## [Task prompt]
In full and without alteration, repeat the material.
------------------------------------------------------------
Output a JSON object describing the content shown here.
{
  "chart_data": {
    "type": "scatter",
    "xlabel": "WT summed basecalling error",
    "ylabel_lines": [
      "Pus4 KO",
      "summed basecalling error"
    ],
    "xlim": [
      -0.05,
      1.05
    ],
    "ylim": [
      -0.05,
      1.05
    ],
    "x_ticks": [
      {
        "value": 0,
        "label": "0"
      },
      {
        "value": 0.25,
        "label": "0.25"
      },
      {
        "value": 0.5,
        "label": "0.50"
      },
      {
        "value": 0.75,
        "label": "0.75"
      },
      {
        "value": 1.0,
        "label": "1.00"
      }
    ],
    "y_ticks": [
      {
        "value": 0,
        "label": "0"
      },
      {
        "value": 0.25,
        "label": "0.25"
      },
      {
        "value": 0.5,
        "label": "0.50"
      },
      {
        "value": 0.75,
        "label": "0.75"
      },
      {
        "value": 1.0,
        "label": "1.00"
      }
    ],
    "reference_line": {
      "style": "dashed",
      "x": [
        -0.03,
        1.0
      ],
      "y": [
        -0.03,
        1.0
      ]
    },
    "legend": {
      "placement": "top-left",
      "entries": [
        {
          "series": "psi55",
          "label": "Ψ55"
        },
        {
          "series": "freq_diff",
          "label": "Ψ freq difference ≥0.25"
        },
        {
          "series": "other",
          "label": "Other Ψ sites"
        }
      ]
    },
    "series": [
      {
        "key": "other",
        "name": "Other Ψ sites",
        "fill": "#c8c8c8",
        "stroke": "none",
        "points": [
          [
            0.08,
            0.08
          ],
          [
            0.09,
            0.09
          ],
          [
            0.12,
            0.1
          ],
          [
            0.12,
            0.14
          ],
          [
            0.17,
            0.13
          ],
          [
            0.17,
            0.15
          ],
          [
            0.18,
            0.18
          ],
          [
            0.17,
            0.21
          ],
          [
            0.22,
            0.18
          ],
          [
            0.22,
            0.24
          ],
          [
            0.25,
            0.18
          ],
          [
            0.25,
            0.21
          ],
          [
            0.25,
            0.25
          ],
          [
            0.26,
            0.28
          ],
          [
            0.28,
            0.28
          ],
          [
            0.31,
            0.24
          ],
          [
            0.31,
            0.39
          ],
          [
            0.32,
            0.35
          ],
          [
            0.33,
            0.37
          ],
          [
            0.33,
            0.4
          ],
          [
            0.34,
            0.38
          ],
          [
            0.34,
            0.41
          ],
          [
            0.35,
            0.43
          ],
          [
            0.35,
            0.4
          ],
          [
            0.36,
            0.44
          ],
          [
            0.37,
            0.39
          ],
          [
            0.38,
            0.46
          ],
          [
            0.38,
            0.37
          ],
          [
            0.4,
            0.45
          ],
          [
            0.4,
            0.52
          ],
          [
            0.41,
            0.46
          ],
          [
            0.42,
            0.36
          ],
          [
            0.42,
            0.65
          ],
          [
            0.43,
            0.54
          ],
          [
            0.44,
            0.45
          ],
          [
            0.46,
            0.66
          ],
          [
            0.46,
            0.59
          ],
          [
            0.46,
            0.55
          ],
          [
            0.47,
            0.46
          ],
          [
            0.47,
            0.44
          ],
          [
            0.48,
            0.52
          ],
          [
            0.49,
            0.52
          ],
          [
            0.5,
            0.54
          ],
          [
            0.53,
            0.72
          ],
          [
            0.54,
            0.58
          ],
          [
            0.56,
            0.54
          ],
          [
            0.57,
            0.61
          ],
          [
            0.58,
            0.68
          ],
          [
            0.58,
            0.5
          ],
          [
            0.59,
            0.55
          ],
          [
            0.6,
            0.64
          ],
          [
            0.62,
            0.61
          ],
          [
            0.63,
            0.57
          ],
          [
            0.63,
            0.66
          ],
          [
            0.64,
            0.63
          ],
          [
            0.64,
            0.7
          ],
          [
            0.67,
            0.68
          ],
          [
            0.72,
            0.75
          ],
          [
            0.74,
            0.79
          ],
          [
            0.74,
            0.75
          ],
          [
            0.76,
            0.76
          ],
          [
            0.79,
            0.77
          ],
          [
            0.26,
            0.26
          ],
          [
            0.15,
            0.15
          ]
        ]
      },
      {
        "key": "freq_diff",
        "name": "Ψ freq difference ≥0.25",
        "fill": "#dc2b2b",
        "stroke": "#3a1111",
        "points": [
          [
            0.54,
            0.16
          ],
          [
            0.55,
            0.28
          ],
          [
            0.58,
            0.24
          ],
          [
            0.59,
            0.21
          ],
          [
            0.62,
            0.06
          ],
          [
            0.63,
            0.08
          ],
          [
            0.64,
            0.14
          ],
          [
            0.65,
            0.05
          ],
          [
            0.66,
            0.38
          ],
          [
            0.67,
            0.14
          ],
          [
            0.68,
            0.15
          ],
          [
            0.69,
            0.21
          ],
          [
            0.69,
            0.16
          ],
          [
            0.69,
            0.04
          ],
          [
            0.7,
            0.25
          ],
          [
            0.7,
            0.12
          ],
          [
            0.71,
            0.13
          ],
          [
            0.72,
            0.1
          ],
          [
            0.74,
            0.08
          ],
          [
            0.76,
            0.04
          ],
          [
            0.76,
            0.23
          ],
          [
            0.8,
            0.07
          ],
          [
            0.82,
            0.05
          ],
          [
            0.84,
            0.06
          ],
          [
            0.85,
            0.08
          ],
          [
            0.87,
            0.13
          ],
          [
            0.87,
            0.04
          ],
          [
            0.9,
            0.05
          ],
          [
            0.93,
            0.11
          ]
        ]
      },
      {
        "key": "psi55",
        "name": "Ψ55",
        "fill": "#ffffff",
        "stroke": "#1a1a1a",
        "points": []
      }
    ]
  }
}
------------------------------------------------------------
## [Task output]
Output a JSON object describing the content shown here.
{
  "chart_data": {
    "type": "scatter",
    "xlabel": "WT summed basecalling error",
    "ylabel_lines": [
      "Pus4 KO",
      "summed basecalling error"
    ],
    "xlim": [
      -0.05,
      1.05
    ],
    "ylim": [
      -0.05,
      1.05
    ],
    "x_ticks": [
      {
        "value": 0,
        "label": "0"
      },
      {
        "value": 0.25,
        "label": "0.25"
      },
      {
        "value": 0.5,
        "label": "0.50"
      },
      {
        "value": 0.75,
        "label": "0.75"
      },
      {
        "value": 1.0,
        "label": "1.00"
      }
    ],
    "y_ticks": [
      {
        "value": 0,
        "label": "0"
      },
      {
        "value": 0.25,
        "label": "0.25"
      },
      {
        "value": 0.5,
        "label": "0.50"
      },
      {
        "value": 0.75,
        "label": "0.75"
      },
      {
        "value": 1.0,
        "label": "1.00"
      }
    ],
    "reference_line": {
      "style": "dashed",
      "x": [
        -0.03,
        1.0
      ],
      "y": [
        -0.03,
        1.0
      ]
    },
    "legend": {
      "placement": "top-left",
      "entries": [
        {
          "series": "psi55",
          "label": "Ψ55"
        },
        {
          "series": "freq_diff",
          "label": "Ψ freq difference ≥0.25"
        },
        {
          "series": "other",
          "label": "Other Ψ sites"
        }
      ]
    },
    "series": [
      {
        "key": "other",
        "name": "Other Ψ sites",
        "fill": "#c8c8c8",
        "stroke": "none",
        "points": [
          [
            0.08,
            0.08
          ],
          [
            0.09,
            0.09
          ],
          [
            0.12,
            0.1
          ],
          [
            0.12,
            0.14
          ],
          [
            0.17,
            0.13
          ],
          [
            0.17,
            0.15
          ],
          [
            0.18,
            0.18
          ],
          [
            0.17,
            0.21
          ],
          [
            0.22,
            0.18
          ],
          [
            0.22,
            0.24
          ],
          [
            0.25,
            0.18
          ],
          [
            0.25,
            0.21
          ],
          [
            0.25,
            0.25
          ],
          [
            0.26,
            0.28
          ],
          [
            0.28,
            0.28
          ],
          [
            0.31,
            0.24
          ],
          [
            0.31,
            0.39
          ],
          [
            0.32,
            0.35
          ],
          [
            0.33,
            0.37
          ],
          [
            0.33,
            0.4
          ],
          [
            0.34,
            0.38
          ],
          [
            0.34,
            0.41
          ],
          [
            0.35,
            0.43
          ],
          [
            0.35,
            0.4
          ],
          [
            0.36,
            0.44
          ],
          [
            0.37,
            0.39
          ],
          [
            0.38,
            0.46
          ],
          [
            0.38,
            0.37
          ],
          [
            0.4,
            0.45
          ],
          [
            0.4,
            0.52
          ],
          [
            0.41,
            0.46
          ],
          [
            0.42,
            0.36
          ],
          [
            0.42,
            0.65
          ],
          [
            0.43,
            0.54
          ],
          [
            0.44,
            0.45
          ],
          [
            0.46,
            0.66
          ],
          [
            0.46,
            0.59
          ],
          [
            0.46,
            0.55
          ],
          [
            0.47,
            0.46
          ],
          [
            0.47,
            0.44
          ],
          [
            0.48,
            0.52
          ],
          [
            0.49,
            0.52
          ],
          [
            0.5,
            0.54
          ],
          [
            0.53,
            0.72
          ],
          [
            0.54,
            0.58
          ],
          [
            0.56,
            0.54
          ],
          [
            0.57,
            0.61
          ],
          [
            0.58,
            0.68
          ],
          [
            0.58,
            0.5
          ],
          [
            0.59,
            0.55
          ],
          [
            0.6,
            0.64
          ],
          [
            0.62,
            0.61
          ],
          [
            0.63,
            0.57
          ],
          [
            0.63,
            0.66
          ],
          [
            0.64,
            0.63
          ],
          [
            0.64,
            0.7
          ],
          [
            0.67,
            0.68
          ],
          [
            0.72,
            0.75
          ],
          [
            0.74,
            0.79
          ],
          [
            0.74,
            0.75
          ],
          [
            0.76,
            0.76
          ],
          [
            0.79,
            0.77
          ],
          [
            0.26,
            0.26
          ],
          [
            0.15,
            0.15
          ]
        ]
      },
      {
        "key": "freq_diff",
        "name": "Ψ freq difference ≥0.25",
        "fill": "#dc2b2b",
        "stroke": "#3a1111",
        "points": [
          [
            0.54,
            0.16
          ],
          [
            0.55,
            0.28
          ],
          [
            0.58,
            0.24
          ],
          [
            0.59,
            0.21
          ],
          [
            0.62,
            0.06
          ],
          [
            0.63,
            0.08
          ],
          [
            0.64,
            0.14
          ],
          [
            0.65,
            0.05
          ],
          [
            0.66,
            0.38
          ],
          [
            0.67,
            0.14
          ],
          [
            0.68,
            0.15
          ],
          [
            0.69,
            0.21
          ],
          [
            0.69,
            0.16
          ],
          [
            0.69,
            0.04
          ],
          [
            0.7,
            0.25
          ],
          [
            0.7,
            0.12
          ],
          [
            0.71,
            0.13
          ],
          [
            0.72,
            0.1
          ],
          [
            0.74,
            0.08
          ],
          [
            0.76,
            0.04
          ],
          [
            0.76,
            0.23
          ],
          [
            0.8,
            0.07
          ],
          [
            0.82,
            0.05
          ],
          [
            0.84,
            0.06
          ],
          [
            0.85,
            0.08
          ],
          [
            0.87,
            0.13
          ],
          [
            0.87,
            0.04
          ],
          [
            0.9,
            0.05
          ],
          [
            0.93,
            0.11
          ]
        ]
      },
      {
        "key": "psi55",
        "name": "Ψ55",
        "fill": "#ffffff",
        "stroke": "#1a1a1a",
        "points": []
      }
    ]
  }
}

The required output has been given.